(Saved data entries)
+++

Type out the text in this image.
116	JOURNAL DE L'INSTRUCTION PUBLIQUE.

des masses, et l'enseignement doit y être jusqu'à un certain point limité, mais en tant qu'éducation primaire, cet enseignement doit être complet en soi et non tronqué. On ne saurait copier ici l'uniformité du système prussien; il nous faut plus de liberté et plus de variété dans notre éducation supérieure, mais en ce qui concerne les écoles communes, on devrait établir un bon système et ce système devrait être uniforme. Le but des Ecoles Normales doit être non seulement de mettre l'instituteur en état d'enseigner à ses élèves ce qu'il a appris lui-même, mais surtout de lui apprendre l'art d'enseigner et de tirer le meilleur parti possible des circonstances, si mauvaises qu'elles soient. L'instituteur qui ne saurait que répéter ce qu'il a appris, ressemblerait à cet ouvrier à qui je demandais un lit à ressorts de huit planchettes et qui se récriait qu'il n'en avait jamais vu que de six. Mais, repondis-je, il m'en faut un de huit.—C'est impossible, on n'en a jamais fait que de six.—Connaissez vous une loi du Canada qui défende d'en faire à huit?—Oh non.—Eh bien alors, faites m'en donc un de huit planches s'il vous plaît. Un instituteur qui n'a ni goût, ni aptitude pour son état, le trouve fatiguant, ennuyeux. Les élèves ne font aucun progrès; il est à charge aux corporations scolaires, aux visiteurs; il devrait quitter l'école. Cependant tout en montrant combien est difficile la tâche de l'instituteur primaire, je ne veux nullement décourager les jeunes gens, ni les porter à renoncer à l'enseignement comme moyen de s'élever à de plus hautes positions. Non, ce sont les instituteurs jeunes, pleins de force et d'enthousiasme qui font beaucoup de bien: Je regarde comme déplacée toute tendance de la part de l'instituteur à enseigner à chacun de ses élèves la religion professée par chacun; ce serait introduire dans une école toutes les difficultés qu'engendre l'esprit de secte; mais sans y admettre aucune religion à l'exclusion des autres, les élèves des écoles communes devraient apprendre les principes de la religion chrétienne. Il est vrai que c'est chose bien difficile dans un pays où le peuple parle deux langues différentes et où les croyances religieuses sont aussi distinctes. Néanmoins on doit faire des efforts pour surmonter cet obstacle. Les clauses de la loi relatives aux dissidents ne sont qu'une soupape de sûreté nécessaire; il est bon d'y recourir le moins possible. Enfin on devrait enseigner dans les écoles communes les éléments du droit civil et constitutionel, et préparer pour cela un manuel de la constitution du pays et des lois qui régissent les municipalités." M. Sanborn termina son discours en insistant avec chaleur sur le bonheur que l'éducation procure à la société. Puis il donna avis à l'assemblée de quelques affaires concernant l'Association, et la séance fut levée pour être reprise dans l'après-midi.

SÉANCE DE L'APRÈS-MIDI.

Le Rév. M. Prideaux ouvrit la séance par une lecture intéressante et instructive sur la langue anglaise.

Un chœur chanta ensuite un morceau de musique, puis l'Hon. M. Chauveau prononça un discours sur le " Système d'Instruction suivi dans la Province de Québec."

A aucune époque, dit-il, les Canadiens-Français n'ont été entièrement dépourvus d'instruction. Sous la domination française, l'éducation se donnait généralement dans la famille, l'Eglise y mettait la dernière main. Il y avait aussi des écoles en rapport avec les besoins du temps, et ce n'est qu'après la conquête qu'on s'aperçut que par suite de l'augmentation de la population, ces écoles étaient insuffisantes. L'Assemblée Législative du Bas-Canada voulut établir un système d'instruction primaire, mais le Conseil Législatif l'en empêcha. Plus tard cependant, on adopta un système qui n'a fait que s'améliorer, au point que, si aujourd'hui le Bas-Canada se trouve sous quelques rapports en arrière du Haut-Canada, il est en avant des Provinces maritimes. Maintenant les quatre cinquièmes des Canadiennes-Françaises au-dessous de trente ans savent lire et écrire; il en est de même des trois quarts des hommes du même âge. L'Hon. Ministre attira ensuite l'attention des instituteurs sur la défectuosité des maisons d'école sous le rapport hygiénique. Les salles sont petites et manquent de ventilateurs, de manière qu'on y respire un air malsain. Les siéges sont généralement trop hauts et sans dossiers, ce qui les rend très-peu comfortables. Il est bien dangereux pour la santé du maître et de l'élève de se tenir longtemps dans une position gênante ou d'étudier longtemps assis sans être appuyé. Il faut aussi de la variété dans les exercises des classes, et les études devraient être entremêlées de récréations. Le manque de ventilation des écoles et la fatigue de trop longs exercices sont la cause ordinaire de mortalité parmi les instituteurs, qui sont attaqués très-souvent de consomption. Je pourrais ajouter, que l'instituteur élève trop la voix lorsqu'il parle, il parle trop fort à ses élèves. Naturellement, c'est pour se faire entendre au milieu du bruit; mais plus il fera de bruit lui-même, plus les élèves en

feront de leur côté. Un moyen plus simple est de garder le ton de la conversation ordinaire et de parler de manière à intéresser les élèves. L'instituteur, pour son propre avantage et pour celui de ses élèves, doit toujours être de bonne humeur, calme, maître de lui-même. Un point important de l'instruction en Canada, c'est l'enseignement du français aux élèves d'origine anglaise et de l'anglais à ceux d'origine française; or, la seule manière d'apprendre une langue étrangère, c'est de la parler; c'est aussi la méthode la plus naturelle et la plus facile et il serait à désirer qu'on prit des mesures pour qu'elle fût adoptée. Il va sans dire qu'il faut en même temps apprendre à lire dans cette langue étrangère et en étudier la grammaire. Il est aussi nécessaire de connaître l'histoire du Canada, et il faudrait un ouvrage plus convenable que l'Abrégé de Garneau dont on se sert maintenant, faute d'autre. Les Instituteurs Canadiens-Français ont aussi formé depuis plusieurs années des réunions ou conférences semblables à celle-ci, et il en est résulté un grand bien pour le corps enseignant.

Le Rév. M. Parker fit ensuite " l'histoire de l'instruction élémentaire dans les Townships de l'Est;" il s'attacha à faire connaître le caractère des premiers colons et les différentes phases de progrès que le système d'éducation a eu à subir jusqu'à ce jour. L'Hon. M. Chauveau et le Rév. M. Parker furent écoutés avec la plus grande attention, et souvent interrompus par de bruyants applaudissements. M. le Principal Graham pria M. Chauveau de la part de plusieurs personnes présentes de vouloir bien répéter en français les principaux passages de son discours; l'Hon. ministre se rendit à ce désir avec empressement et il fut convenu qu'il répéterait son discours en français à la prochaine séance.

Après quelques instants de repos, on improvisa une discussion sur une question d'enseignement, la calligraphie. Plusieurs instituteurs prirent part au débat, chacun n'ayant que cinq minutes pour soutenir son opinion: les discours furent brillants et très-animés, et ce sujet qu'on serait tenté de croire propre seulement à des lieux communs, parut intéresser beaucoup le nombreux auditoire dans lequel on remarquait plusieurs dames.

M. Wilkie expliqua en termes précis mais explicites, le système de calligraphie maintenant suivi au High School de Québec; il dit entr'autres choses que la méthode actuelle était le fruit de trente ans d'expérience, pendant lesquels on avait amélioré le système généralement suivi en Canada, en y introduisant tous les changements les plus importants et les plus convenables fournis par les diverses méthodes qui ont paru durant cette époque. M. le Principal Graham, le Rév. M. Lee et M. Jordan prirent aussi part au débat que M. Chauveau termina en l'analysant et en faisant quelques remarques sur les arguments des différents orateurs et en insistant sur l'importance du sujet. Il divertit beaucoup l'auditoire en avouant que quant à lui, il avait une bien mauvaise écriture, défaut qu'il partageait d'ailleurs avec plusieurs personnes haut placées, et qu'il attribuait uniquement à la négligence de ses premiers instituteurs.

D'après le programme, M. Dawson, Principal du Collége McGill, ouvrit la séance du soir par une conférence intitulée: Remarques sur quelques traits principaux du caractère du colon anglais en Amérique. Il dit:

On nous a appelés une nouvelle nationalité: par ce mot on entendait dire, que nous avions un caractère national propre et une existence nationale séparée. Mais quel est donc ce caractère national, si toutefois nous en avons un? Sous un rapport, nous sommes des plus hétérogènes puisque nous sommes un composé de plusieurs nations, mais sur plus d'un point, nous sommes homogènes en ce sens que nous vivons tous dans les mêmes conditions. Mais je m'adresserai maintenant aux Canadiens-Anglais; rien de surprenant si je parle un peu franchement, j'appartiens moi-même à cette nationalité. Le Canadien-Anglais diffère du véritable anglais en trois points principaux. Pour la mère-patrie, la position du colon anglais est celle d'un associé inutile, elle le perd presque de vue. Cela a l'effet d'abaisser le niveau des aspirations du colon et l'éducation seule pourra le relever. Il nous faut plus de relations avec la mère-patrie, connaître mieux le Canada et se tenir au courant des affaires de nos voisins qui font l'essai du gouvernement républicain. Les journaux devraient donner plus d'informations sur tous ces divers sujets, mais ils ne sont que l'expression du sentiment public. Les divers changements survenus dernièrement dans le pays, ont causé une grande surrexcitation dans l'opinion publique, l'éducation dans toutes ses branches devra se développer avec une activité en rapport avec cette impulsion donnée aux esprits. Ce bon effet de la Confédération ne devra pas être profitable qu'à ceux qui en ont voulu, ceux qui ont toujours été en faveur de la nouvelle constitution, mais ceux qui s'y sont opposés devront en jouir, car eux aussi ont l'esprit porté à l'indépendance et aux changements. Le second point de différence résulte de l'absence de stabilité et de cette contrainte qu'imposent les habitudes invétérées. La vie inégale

+++

- Set problem
List the lines of the records where "ouvrit" occurs.

- Complete answer
Le Rév. M. Prideaux ouvrit la séance par une lecture intéressante et instructive sur la langue anglaise.
D'après le programme, M. Dawson, Principal du Collége McGill, ouvrit la séance du soir par une conférence intitulée: Remarques sur quelques traits principaux du caractère du colon anglais en Amérique. Il dit:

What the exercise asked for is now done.